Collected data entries
• • •
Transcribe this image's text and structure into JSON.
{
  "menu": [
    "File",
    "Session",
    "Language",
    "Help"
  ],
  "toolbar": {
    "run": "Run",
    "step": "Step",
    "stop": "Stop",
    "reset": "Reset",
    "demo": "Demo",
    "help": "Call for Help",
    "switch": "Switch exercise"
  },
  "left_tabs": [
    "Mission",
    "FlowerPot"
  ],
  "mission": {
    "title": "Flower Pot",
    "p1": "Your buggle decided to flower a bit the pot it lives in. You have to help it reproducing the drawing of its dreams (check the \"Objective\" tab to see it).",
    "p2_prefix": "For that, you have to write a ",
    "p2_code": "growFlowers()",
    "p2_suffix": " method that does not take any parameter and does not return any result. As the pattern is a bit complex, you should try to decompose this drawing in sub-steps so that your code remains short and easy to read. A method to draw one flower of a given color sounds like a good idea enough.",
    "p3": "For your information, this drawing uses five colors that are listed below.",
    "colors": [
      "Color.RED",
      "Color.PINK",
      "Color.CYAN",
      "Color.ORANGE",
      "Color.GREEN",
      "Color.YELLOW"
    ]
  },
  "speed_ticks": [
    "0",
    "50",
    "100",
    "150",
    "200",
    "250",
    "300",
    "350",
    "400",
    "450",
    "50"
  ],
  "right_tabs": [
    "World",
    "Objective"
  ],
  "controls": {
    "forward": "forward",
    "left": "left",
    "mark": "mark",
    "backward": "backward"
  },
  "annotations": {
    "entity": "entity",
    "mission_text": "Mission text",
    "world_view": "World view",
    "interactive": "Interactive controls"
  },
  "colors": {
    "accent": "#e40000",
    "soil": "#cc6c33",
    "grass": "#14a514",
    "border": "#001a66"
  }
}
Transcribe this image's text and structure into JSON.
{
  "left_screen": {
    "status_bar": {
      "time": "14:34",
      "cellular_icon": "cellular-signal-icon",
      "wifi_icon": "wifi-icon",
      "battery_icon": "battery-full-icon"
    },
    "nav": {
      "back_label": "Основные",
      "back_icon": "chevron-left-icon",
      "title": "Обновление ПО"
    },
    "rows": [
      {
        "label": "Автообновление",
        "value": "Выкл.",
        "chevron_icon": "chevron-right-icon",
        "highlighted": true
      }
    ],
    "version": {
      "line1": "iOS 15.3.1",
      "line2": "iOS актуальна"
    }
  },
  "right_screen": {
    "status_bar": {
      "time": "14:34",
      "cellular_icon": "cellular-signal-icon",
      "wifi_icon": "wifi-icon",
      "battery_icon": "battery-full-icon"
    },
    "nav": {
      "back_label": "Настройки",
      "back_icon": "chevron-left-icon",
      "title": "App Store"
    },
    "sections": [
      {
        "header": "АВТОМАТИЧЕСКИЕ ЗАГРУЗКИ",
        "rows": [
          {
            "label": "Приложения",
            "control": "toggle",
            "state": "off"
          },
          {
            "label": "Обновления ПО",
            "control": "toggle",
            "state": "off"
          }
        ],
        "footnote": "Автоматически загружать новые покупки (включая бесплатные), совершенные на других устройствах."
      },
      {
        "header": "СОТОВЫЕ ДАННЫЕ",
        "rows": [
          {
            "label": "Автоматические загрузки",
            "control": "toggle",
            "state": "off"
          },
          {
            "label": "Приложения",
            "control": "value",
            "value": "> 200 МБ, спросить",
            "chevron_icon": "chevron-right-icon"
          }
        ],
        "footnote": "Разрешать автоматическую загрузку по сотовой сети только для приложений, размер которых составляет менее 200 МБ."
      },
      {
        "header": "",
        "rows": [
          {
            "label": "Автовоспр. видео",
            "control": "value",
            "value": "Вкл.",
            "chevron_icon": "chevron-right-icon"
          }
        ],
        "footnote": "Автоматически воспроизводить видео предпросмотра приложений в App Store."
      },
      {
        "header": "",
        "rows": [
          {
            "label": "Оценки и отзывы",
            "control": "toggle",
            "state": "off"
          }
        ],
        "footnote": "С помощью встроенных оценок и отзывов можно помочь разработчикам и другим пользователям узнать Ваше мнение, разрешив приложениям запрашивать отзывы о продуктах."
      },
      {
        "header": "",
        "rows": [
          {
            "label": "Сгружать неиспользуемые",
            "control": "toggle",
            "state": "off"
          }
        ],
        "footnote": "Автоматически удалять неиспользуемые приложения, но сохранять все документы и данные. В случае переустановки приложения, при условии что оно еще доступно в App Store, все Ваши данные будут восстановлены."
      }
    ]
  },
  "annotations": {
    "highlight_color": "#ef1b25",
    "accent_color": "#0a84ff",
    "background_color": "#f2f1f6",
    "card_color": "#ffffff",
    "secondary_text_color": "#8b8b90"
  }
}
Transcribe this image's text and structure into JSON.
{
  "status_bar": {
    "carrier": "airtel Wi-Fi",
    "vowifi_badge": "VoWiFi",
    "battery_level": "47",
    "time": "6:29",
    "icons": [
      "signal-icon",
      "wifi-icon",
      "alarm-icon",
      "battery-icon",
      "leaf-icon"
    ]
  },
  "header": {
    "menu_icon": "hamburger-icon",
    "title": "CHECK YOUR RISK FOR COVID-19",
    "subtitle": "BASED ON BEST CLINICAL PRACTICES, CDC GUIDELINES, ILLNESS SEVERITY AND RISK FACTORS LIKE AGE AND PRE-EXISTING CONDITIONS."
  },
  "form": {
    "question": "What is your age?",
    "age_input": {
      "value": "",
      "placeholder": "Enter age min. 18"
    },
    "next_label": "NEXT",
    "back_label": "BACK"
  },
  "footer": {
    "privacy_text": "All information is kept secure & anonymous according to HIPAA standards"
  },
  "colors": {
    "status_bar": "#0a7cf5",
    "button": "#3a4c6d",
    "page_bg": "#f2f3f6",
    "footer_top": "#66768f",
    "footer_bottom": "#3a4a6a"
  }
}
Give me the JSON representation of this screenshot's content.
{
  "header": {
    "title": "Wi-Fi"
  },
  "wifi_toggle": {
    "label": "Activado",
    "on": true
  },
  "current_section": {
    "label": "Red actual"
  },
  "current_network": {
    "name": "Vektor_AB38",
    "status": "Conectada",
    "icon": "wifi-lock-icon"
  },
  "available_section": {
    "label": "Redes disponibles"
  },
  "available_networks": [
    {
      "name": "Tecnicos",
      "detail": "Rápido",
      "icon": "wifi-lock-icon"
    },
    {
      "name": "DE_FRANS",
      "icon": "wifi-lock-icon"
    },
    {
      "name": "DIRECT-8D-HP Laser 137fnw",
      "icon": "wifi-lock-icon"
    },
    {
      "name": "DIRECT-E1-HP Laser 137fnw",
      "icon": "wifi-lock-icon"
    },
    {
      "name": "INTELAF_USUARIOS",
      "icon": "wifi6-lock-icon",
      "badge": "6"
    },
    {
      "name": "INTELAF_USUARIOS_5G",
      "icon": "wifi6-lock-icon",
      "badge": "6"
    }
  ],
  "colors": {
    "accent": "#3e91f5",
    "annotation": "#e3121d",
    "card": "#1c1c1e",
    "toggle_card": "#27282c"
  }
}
• • •
* GOAL: Repeat every record exactly as written, please.

* SOLUTION TO THE PROBLEM:
Transcribe this image's text and structure into JSON.
{
  "menu": [
    "File",
    "Session",
    "Language",
    "Help"
  ],
  "toolbar": {
    "run": "Run",
    "step": "Step",
    "stop": "Stop",
    "reset": "Reset",
    "demo": "Demo",
    "help": "Call for Help",
    "switch": "Switch exercise"
  },
  "left_tabs": [
    "Mission",
    "FlowerPot"
  ],
  "mission": {
    "title": "Flower Pot",
    "p1": "Your buggle decided to flower a bit the pot it lives in. You have to help it reproducing the drawing of its dreams (check the \"Objective\" tab to see it).",
    "p2_prefix": "For that, you have to write a ",
    "p2_code": "growFlowers()",
    "p2_suffix": " method that does not take any parameter and does not return any result. As the pattern is a bit complex, you should try to decompose this drawing in sub-steps so that your code remains short and easy to read. A method to draw one flower of a given color sounds like a good idea enough.",
    "p3": "For your information, this drawing uses five colors that are listed below.",
    "colors": [
      "Color.RED",
      "Color.PINK",
      "Color.CYAN",
      "Color.ORANGE",
      "Color.GREEN",
      "Color.YELLOW"
    ]
  },
  "speed_ticks": [
    "0",
    "50",
    "100",
    "150",
    "200",
    "250",
    "300",
    "350",
    "400",
    "450",
    "50"
  ],
  "right_tabs": [
    "World",
    "Objective"
  ],
  "controls": {
    "forward": "forward",
    "left": "left",
    "mark": "mark",
    "backward": "backward"
  },
  "annotations": {
    "entity": "entity",
    "mission_text": "Mission text",
    "world_view": "World view",
    "interactive": "Interactive controls"
  },
  "colors": {
    "accent": "#e40000",
    "soil": "#cc6c33",
    "grass": "#14a514",
    "border": "#001a66"
  }
}
Transcribe this image's text and structure into JSON.
{
  "left_screen": {
    "status_bar": {
      "time": "14:34",
      "cellular_icon": "cellular-signal-icon",
      "wifi_icon": "wifi-icon",
      "battery_icon": "battery-full-icon"
    },
    "nav": {
      "back_label": "Основные",
      "back_icon": "chevron-left-icon",
      "title": "Обновление ПО"
    },
    "rows": [
      {
        "label": "Автообновление",
        "value": "Выкл.",
        "chevron_icon": "chevron-right-icon",
        "highlighted": true
      }
    ],
    "version": {
      "line1": "iOS 15.3.1",
      "line2": "iOS актуальна"
    }
  },
  "right_screen": {
    "status_bar": {
      "time": "14:34",
      "cellular_icon": "cellular-signal-icon",
      "wifi_icon": "wifi-icon",
      "battery_icon": "battery-full-icon"
    },
    "nav": {
      "back_label": "Настройки",
      "back_icon": "chevron-left-icon",
      "title": "App Store"
    },
    "sections": [
      {
        "header": "АВТОМАТИЧЕСКИЕ ЗАГРУЗКИ",
        "rows": [
          {
            "label": "Приложения",
            "control": "toggle",
            "state": "off"
          },
          {
            "label": "Обновления ПО",
            "control": "toggle",
            "state": "off"
          }
        ],
        "footnote": "Автоматически загружать новые покупки (включая бесплатные), совершенные на других устройствах."
      },
      {
        "header": "СОТОВЫЕ ДАННЫЕ",
        "rows": [
          {
            "label": "Автоматические загрузки",
            "control": "toggle",
            "state": "off"
          },
          {
            "label": "Приложения",
            "control": "value",
            "value": "> 200 МБ, спросить",
            "chevron_icon": "chevron-right-icon"
          }
        ],
        "footnote": "Разрешать автоматическую загрузку по сотовой сети только для приложений, размер которых составляет менее 200 МБ."
      },
      {
        "header": "",
        "rows": [
          {
            "label": "Автовоспр. видео",
            "control": "value",
            "value": "Вкл.",
            "chevron_icon": "chevron-right-icon"
          }
        ],
        "footnote": "Автоматически воспроизводить видео предпросмотра приложений в App Store."
      },
      {
        "header": "",
        "rows": [
          {
            "label": "Оценки и отзывы",
            "control": "toggle",
            "state": "off"
          }
        ],
        "footnote": "С помощью встроенных оценок и отзывов можно помочь разработчикам и другим пользователям узнать Ваше мнение, разрешив приложениям запрашивать отзывы о продуктах."
      },
      {
        "header": "",
        "rows": [
          {
            "label": "Сгружать неиспользуемые",
            "control": "toggle",
            "state": "off"
          }
        ],
        "footnote": "Автоматически удалять неиспользуемые приложения, но сохранять все документы и данные. В случае переустановки приложения, при условии что оно еще доступно в App Store, все Ваши данные будут восстановлены."
      }
    ]
  },
  "annotations": {
    "highlight_color": "#ef1b25",
    "accent_color": "#0a84ff",
    "background_color": "#f2f1f6",
    "card_color": "#ffffff",
    "secondary_text_color": "#8b8b90"
  }
}
Transcribe this image's text and structure into JSON.
{
  "status_bar": {
    "carrier": "airtel Wi-Fi",
    "vowifi_badge": "VoWiFi",
    "battery_level": "47",
    "time": "6:29",
    "icons": [
      "signal-icon",
      "wifi-icon",
      "alarm-icon",
      "battery-icon",
      "leaf-icon"
    ]
  },
  "header": {
    "menu_icon": "hamburger-icon",
    "title": "CHECK YOUR RISK FOR COVID-19",
    "subtitle": "BASED ON BEST CLINICAL PRACTICES, CDC GUIDELINES, ILLNESS SEVERITY AND RISK FACTORS LIKE AGE AND PRE-EXISTING CONDITIONS."
  },
  "form": {
    "question": "What is your age?",
    "age_input": {
      "value": "",
      "placeholder": "Enter age min. 18"
    },
    "next_label": "NEXT",
    "back_label": "BACK"
  },
  "footer": {
    "privacy_text": "All information is kept secure & anonymous according to HIPAA standards"
  },
  "colors": {
    "status_bar": "#0a7cf5",
    "button": "#3a4c6d",
    "page_bg": "#f2f3f6",
    "footer_top": "#66768f",
    "footer_bottom": "#3a4a6a"
  }
}
Give me the JSON representation of this screenshot's content.
{
  "header": {
    "title": "Wi-Fi"
  },
  "wifi_toggle": {
    "label": "Activado",
    "on": true
  },
  "current_section": {
    "label": "Red actual"
  },
  "current_network": {
    "name": "Vektor_AB38",
    "status": "Conectada",
    "icon": "wifi-lock-icon"
  },
  "available_section": {
    "label": "Redes disponibles"
  },
  "available_networks": [
    {
      "name": "Tecnicos",
      "detail": "Rápido",
      "icon": "wifi-lock-icon"
    },
    {
      "name": "DE_FRANS",
      "icon": "wifi-lock-icon"
    },
    {
      "name": "DIRECT-8D-HP Laser 137fnw",
      "icon": "wifi-lock-icon"
    },
    {
      "name": "DIRECT-E1-HP Laser 137fnw",
      "icon": "wifi-lock-icon"
    },
    {
      "name": "INTELAF_USUARIOS",
      "icon": "wifi6-lock-icon",
      "badge": "6"
    },
    {
      "name": "INTELAF_USUARIOS_5G",
      "icon": "wifi6-lock-icon",
      "badge": "6"
    }
  ],
  "colors": {
    "accent": "#3e91f5",
    "annotation": "#e3121d",
    "card": "#1c1c1e",
    "toggle_card": "#27282c"
  }
}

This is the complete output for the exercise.